STATED TASK:
Extract every line where the string "GIVEN" appears.

THE DATA:
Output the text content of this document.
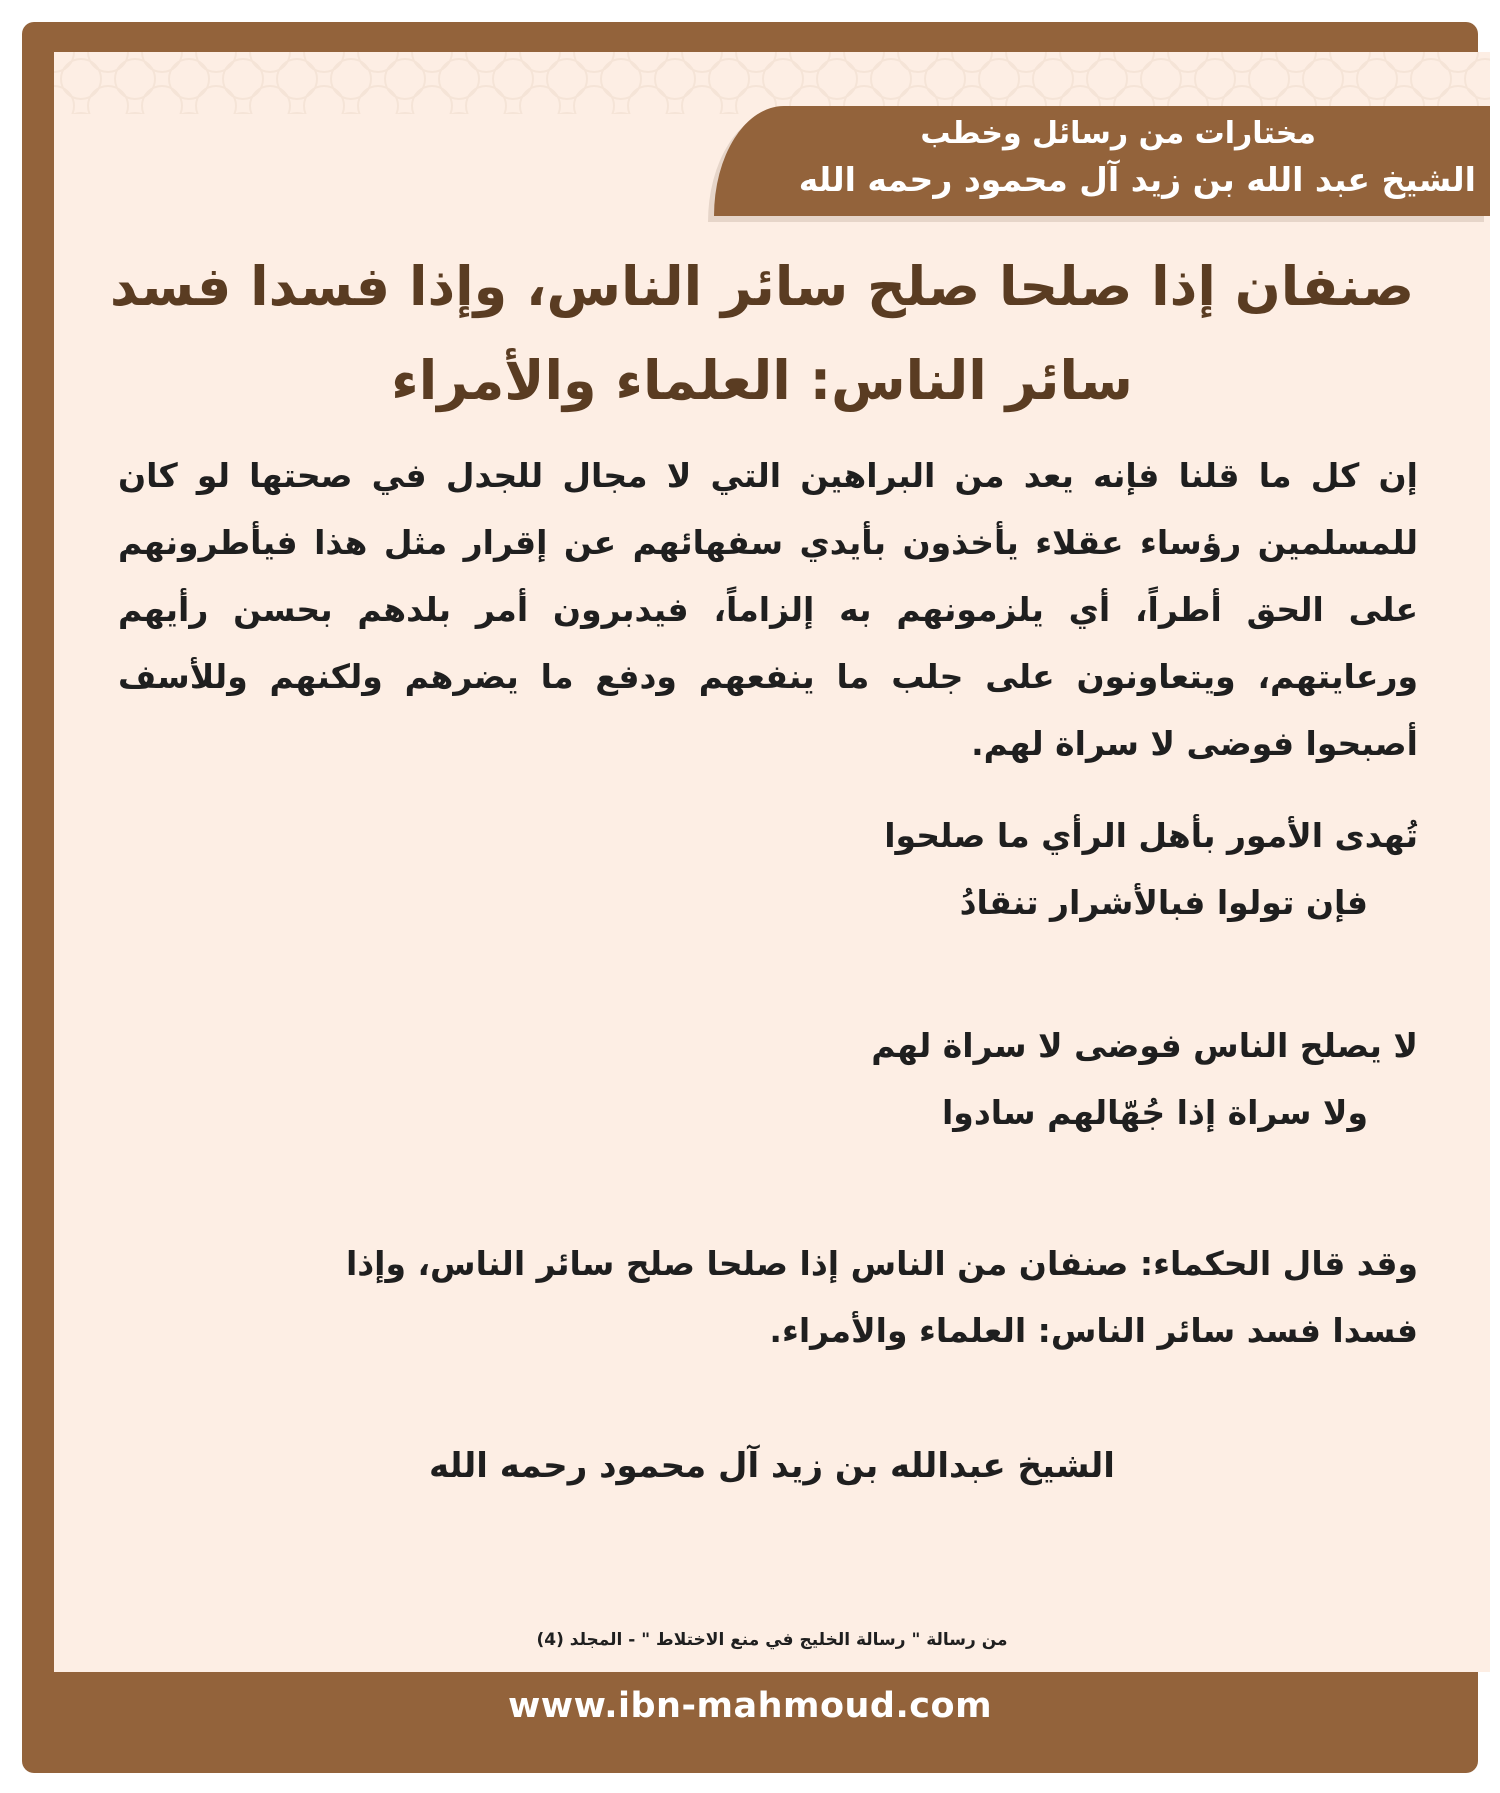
مختارات من رسائل وخطب
الشيخ عبد الله بن زيد آل محمود رحمه الله
صنفان إذا صلحا صلح سائر الناس، وإذا فسدا فسد سائر الناس: العلماء والأمراء
إن كل ما قلنا فإنه يعد من البراهين التي لا مجال للجدل في صحتها لو كان للمسلمين رؤساء عقلاء يأخذون بأيدي سفهائهم عن إقرار مثل هذا فيأطرونهم على الحق أطراً، أي يلزمونهم به إلزاماً، فيدبرون أمر بلدهم بحسن رأيهم ورعايتهم، ويتعاونون على جلب ما ينفعهم ودفع ما يضرهم ولكنهم وللأسف أصبحوا فوضى لا سراة لهم.
تُهدى الأمور بأهل الرأي ما صلحوا
فإن تولوا فبالأشرار تنقادُ
لا يصلح الناس فوضى لا سراة لهم
ولا سراة إذا جُهّالهم سادوا
وقد قال الحكماء: صنفان من الناس إذا صلحا صلح سائر الناس، وإذا
فسدا فسد سائر الناس: العلماء والأمراء.
الشيخ عبدالله بن زيد آل محمود رحمه الله
من رسالة " رسالة الخليج في منع الاختلاط " - المجلد (4)
www.ibn-mahmoud.com
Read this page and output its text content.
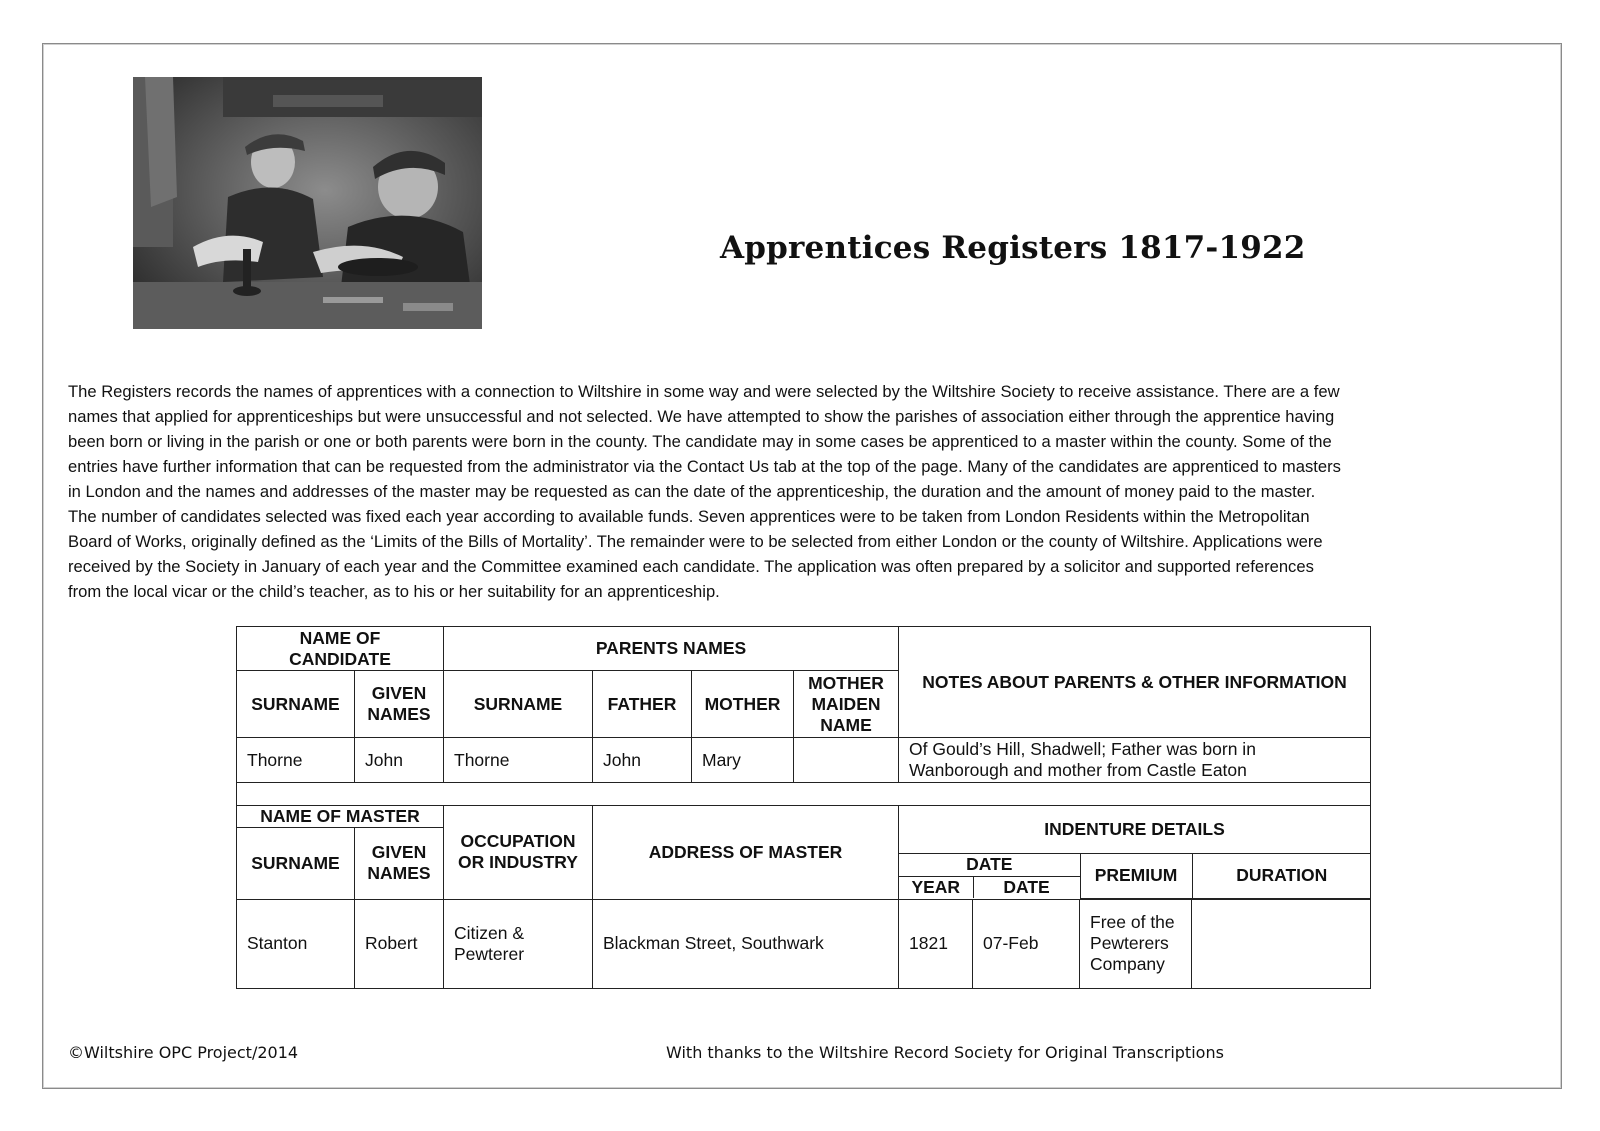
Apprentices Registers 1817-1922

The Registers records the names of apprentices with a connection to Wiltshire in some way and were selected by the Wiltshire Society to receive assistance. There are a few
names that applied for apprenticeships but were unsuccessful and not selected. We have attempted to show the parishes of association either through the apprentice having
been born or living in the parish or one or both parents were born in the county. The candidate may in some cases be apprenticed to a master within the county. Some of the
entries have further information that can be requested from the administrator via the Contact Us tab at the top of the page. Many of the candidates are apprenticed to masters
in London and the names and addresses of the master may be requested as can the date of the apprenticeship, the duration and the amount of money paid to the master.
The number of candidates selected was fixed each year according to available funds. Seven apprentices were to be taken from London Residents within the Metropolitan
Board of Works, originally defined as the ‘Limits of the Bills of Mortality’. The remainder were to be selected from either London or the county of Wiltshire. Applications were
received by the Society in January of each year and the Committee examined each candidate. The application was often prepared by a solicitor and supported references
from the local vicar or the child’s teacher, as to his or her suitability for an apprenticeship.

NAME OF CANDIDATE	PARENTS NAMES	NOTES ABOUT PARENTS & OTHER INFORMATION
SURNAME	GIVEN NAMES	SURNAME	FATHER	MOTHER	MOTHER MAIDEN NAME
Thorne	John	Thorne	John	Mary		Of Gould’s Hill, Shadwell; Father was born in Wanborough and mother from Castle Eaton

NAME OF MASTER	OCCUPATION OR INDUSTRY	ADDRESS OF MASTER	INDENTURE DETAILS
SURNAME	GIVEN NAMES	DATE	PREMIUM	DURATION
YEAR	DATE

Stanton	Robert	Citizen & Pewterer	Blackman Street, Southwark	1821	07-Feb	Free of the Pewterers Company	
©Wiltshire OPC Project/2014	With thanks to the Wiltshire Record Society for Original Transcriptions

RESULT:
SURNAME	GIVEN NAMES	SURNAME	FATHER	MOTHER	MOTHER MAIDEN NAME
SURNAME	GIVEN NAMES	DATE	PREMIUM	DURATION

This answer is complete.